What is expected =
Present the part of the items that opens with the line containing "leader-lines [1462, 806, 1506, 917]" and closes with the line containing "legend-label-victory: Victory [1708, 707, 1854, 758]", both ends included, as a numbered list with blank lines left out.

Extracted material =
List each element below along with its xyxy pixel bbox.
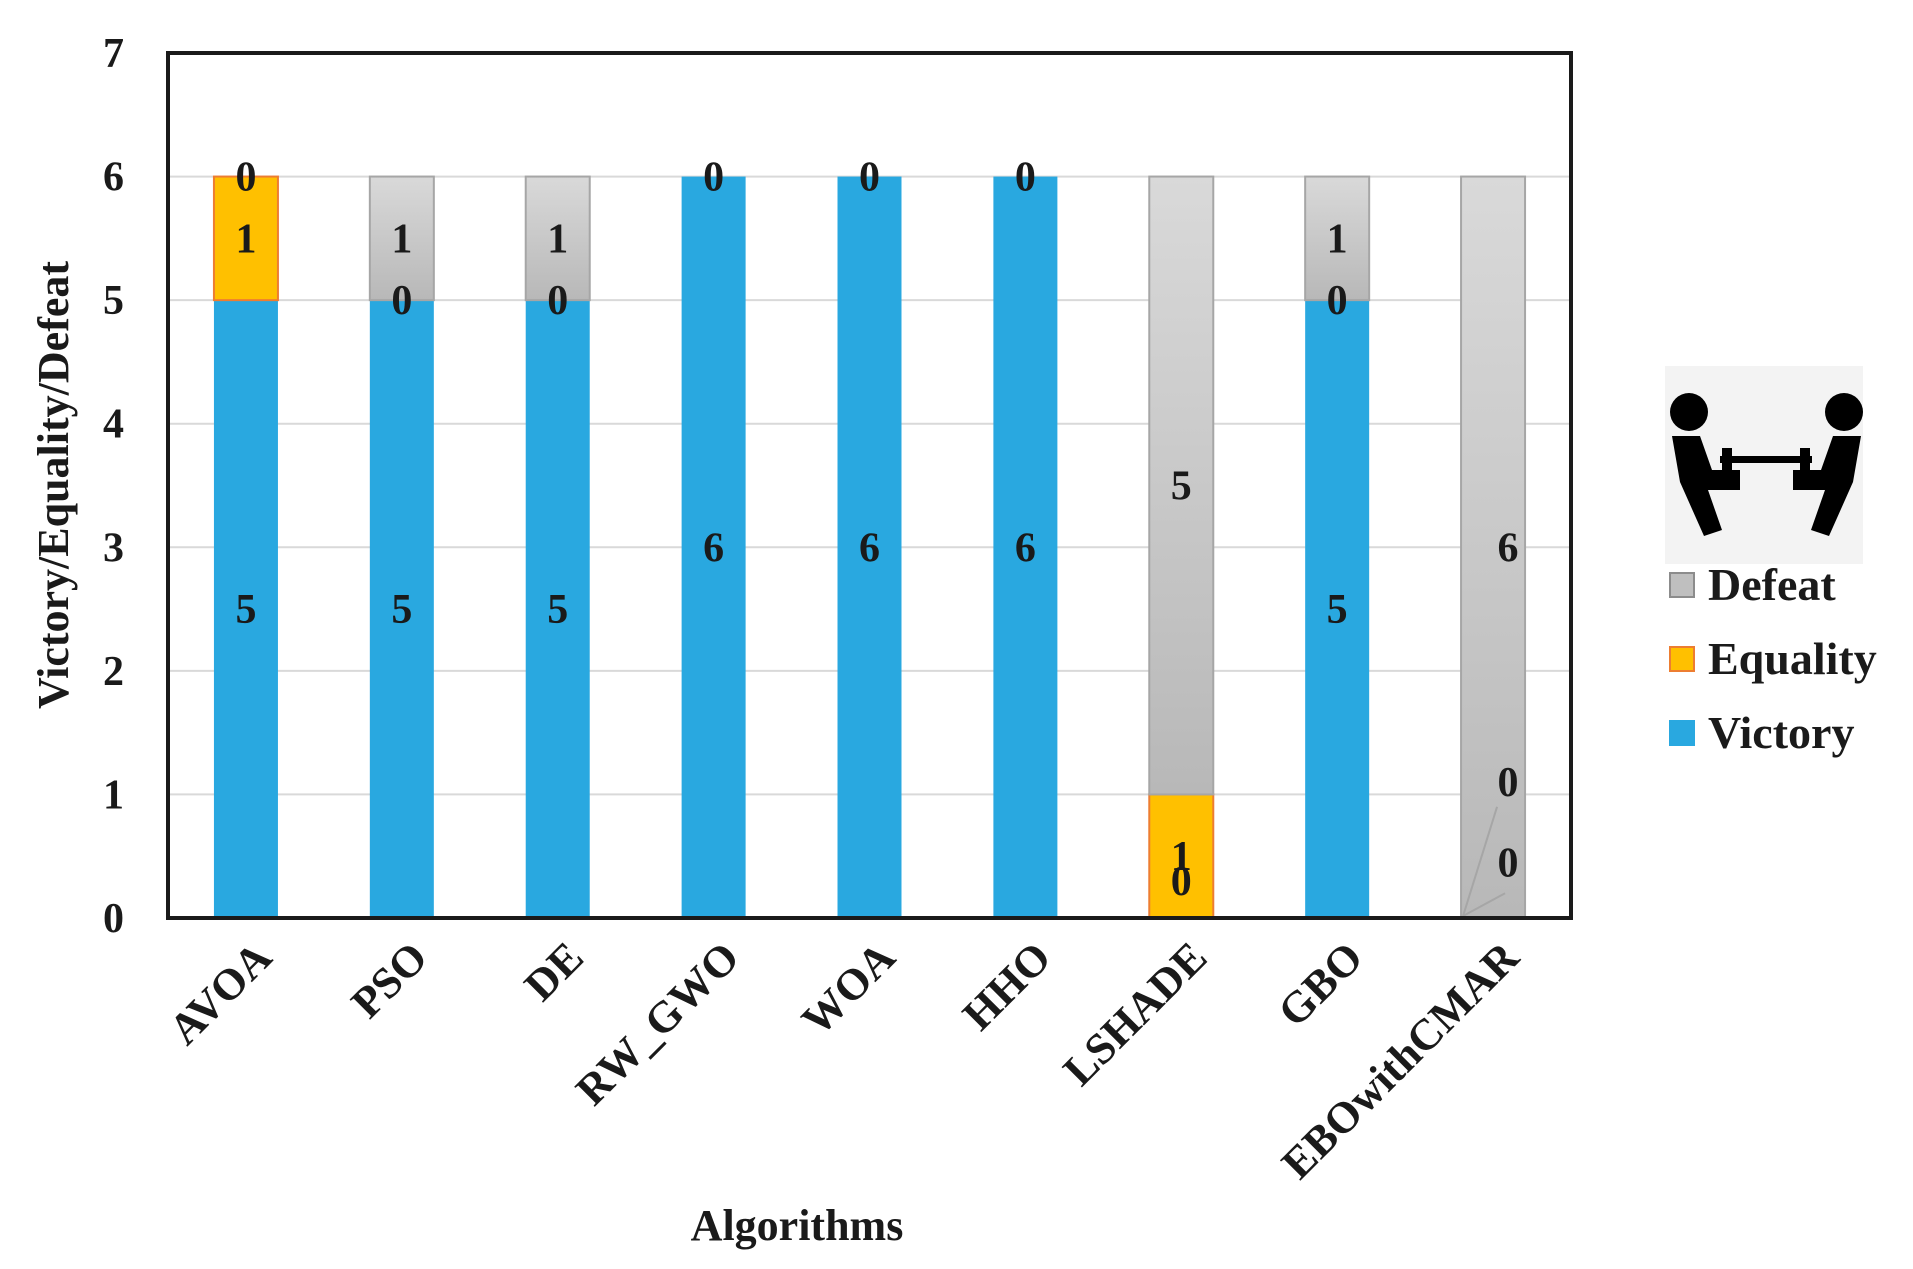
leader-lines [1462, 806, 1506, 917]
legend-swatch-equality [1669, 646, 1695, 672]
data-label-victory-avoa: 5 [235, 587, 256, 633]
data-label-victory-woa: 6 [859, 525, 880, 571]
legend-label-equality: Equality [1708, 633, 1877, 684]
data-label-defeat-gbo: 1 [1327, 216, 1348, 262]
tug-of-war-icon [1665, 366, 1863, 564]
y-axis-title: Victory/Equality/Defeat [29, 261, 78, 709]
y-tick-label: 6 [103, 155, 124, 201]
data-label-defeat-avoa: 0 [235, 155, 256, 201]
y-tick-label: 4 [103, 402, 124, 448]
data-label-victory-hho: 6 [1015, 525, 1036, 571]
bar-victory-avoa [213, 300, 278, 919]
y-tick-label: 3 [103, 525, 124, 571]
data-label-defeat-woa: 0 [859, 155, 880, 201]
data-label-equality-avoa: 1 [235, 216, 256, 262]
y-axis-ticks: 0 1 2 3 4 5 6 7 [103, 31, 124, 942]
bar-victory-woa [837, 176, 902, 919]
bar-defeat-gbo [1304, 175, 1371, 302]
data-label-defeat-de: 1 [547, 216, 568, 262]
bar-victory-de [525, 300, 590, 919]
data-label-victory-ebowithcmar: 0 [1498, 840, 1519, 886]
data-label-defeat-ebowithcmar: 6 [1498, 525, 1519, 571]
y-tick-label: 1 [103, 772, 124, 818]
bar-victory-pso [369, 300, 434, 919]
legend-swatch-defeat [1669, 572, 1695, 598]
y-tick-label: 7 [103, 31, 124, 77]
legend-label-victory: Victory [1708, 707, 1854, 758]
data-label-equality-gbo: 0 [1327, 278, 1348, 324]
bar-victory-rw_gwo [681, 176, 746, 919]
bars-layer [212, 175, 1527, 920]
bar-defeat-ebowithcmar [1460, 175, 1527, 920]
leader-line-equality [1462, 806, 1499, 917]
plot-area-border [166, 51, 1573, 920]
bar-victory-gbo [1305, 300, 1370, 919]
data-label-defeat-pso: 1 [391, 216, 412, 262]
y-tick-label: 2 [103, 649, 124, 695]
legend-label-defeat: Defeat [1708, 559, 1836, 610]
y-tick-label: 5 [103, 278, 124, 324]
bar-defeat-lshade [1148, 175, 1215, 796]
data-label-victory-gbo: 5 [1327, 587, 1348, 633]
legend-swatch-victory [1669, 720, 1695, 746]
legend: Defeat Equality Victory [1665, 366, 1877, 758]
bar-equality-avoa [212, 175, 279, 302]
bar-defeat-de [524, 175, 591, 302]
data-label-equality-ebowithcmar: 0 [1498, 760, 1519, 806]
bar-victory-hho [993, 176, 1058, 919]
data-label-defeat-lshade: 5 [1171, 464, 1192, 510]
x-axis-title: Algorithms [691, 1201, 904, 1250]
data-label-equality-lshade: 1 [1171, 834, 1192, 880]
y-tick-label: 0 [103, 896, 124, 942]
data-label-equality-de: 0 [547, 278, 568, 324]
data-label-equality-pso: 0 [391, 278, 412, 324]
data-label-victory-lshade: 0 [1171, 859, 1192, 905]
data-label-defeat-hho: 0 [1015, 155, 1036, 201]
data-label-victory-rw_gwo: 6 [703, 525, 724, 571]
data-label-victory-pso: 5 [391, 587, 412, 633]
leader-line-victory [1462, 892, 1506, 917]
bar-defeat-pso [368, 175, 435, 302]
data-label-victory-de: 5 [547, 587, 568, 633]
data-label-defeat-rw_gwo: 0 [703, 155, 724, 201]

Result below =
1. leader-lines [1462, 806, 1506, 917]
2. legend-swatch-equality [1669, 646, 1695, 672]
3. data-label-victory-avoa: 5 [235, 587, 256, 633]
4. data-label-victory-woa: 6 [859, 525, 880, 571]
5. legend-label-equality: Equality [1708, 633, 1877, 684]
6. data-label-defeat-gbo: 1 [1327, 216, 1348, 262]
7. tug-of-war-icon [1665, 366, 1863, 564]
8. y-axis-title: Victory/Equality/Defeat [29, 261, 78, 709]
9. y-tick-label: 6 [103, 155, 124, 201]
10. data-label-defeat-avoa: 0 [235, 155, 256, 201]
11. y-tick-label: 4 [103, 402, 124, 448]
12. data-label-victory-hho: 6 [1015, 525, 1036, 571]
13. bar-victory-avoa [213, 300, 278, 919]
14. y-tick-label: 3 [103, 525, 124, 571]
15. data-label-defeat-woa: 0 [859, 155, 880, 201]
16. data-label-equality-avoa: 1 [235, 216, 256, 262]
17. y-axis-ticks: 0 1 2 3 4 5 6 7 [103, 31, 124, 942]
18. bar-victory-woa [837, 176, 902, 919]
19. bar-defeat-gbo [1304, 175, 1371, 302]
20. data-label-defeat-de: 1 [547, 216, 568, 262]
21. bar-victory-de [525, 300, 590, 919]
22. data-label-victory-ebowithcmar: 0 [1498, 840, 1519, 886]
23. data-label-defeat-ebowithcmar: 6 [1498, 525, 1519, 571]
24. y-tick-label: 1 [103, 772, 124, 818]
25. bar-victory-pso [369, 300, 434, 919]
26. legend-swatch-defeat [1669, 572, 1695, 598]
27. y-tick-label: 7 [103, 31, 124, 77]
28. legend-label-victory: Victory [1708, 707, 1854, 758]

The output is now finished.